[Begin DATA SHOWN]

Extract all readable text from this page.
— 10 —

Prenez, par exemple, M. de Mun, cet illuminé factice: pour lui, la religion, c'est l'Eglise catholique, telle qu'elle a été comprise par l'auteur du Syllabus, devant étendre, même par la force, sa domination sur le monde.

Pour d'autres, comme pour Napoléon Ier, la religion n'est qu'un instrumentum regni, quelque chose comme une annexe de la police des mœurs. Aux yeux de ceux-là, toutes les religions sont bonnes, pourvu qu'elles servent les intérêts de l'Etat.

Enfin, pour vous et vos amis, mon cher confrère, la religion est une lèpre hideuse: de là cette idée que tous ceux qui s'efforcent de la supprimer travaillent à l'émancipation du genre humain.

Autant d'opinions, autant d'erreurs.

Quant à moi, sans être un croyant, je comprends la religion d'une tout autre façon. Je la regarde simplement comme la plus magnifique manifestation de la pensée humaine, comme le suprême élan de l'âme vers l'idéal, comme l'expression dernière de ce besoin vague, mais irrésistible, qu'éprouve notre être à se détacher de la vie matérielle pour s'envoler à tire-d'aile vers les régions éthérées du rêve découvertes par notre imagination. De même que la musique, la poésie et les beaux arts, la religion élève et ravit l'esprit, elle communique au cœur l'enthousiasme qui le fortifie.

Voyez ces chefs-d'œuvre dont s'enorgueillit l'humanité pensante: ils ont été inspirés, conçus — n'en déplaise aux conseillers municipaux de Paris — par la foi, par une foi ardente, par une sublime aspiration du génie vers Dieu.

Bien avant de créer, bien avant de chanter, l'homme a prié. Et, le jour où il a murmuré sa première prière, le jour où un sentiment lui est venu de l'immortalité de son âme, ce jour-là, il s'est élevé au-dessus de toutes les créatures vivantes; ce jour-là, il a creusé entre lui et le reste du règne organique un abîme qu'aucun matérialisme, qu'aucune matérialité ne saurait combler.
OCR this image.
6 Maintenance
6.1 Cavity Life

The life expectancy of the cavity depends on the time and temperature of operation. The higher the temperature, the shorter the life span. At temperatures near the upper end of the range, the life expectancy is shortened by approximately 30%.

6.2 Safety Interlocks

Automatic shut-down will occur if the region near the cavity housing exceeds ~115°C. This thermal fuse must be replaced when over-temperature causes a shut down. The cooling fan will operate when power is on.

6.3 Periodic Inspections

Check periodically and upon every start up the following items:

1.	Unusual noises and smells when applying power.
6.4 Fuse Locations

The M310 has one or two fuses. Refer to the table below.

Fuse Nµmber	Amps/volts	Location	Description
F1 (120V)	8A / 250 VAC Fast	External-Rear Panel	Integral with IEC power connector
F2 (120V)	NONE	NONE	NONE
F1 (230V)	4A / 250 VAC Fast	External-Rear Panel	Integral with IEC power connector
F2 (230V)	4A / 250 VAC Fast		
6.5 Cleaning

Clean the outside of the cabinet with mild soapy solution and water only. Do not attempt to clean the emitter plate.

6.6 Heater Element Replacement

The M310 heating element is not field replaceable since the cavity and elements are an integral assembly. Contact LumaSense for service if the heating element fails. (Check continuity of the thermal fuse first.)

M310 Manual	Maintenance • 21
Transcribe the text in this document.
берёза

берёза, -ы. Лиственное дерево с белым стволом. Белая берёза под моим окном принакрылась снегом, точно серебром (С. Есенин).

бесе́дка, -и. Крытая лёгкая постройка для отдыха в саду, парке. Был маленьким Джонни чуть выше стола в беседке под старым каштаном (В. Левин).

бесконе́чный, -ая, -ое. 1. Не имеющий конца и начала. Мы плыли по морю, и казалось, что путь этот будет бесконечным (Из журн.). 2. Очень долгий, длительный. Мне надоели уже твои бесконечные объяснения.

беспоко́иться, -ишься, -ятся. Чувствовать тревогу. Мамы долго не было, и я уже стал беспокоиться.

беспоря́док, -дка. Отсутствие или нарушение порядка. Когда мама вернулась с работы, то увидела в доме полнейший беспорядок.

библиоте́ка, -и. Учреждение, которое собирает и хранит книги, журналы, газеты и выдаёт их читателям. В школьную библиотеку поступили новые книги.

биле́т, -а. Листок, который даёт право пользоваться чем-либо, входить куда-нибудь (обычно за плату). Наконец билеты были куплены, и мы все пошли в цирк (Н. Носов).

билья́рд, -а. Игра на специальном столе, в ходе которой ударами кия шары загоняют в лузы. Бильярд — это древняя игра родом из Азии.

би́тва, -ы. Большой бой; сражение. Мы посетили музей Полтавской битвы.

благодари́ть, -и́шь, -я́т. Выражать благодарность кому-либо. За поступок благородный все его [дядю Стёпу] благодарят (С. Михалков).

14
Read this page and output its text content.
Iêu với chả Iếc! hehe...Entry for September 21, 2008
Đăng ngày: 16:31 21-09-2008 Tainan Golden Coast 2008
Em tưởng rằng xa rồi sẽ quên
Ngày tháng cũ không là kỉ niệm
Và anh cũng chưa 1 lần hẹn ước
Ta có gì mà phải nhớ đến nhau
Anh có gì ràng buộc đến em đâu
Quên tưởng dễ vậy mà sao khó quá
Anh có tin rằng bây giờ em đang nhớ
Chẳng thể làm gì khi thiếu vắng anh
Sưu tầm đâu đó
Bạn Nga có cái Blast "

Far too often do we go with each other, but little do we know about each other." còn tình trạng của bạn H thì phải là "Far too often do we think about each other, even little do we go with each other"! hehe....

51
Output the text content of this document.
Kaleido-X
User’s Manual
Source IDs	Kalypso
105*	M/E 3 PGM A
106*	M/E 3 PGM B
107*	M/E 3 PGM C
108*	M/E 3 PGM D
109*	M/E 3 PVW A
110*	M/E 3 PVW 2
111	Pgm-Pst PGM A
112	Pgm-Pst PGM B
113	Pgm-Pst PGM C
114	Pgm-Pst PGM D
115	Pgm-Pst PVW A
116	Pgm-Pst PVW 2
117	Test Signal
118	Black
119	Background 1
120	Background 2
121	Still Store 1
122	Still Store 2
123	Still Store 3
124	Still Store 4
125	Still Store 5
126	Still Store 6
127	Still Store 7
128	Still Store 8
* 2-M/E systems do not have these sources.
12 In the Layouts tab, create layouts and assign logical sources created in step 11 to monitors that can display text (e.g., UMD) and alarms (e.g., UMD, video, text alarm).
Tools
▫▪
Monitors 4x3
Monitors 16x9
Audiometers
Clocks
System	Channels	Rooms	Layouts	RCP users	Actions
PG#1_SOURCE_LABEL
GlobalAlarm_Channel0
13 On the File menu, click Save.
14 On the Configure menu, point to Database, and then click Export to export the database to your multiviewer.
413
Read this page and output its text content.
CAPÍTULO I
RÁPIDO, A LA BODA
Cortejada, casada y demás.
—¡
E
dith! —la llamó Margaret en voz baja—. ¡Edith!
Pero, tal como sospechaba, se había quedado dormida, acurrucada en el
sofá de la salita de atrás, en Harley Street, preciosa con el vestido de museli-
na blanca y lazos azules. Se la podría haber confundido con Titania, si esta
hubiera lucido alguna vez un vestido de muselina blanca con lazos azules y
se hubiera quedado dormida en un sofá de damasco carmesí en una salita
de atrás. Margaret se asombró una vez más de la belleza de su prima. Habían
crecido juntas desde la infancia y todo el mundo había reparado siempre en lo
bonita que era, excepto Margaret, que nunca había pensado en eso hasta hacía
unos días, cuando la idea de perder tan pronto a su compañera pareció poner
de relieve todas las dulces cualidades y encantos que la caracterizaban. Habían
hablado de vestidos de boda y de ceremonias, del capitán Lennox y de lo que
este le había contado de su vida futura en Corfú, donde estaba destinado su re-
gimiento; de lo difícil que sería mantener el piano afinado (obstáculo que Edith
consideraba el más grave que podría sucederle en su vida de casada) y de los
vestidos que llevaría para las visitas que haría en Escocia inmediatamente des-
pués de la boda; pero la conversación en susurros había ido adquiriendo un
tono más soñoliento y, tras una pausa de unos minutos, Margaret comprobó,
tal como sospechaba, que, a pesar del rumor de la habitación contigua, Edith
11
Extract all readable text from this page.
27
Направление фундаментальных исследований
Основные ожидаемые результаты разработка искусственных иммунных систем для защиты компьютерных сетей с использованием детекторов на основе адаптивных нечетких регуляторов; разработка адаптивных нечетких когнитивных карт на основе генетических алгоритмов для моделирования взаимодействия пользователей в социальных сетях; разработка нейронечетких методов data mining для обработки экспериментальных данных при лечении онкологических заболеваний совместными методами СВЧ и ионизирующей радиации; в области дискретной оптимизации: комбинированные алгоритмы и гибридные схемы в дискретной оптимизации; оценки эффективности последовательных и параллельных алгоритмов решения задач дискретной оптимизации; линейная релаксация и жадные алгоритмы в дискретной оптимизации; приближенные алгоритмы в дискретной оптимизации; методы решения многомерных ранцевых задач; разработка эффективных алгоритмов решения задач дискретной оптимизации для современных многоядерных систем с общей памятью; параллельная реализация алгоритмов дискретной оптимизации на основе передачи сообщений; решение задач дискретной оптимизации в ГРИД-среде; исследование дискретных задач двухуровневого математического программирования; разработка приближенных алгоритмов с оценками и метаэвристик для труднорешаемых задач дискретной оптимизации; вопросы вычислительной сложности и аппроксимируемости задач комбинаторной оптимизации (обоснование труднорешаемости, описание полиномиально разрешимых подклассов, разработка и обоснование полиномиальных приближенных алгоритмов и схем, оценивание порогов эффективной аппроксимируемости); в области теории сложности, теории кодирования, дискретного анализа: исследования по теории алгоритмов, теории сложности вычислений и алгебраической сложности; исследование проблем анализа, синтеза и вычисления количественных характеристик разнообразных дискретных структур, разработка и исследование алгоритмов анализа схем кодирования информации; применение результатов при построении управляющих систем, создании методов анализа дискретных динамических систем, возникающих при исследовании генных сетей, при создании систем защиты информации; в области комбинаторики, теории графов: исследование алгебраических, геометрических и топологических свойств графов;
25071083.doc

[End DATA SHOWN]

*INSTRUCTIONS TO FOLLOW:*
The word "берёза" may appear on some lines of these records; state how many such lines there are, and nothing else.

*EXERCISE ANSWER:*
2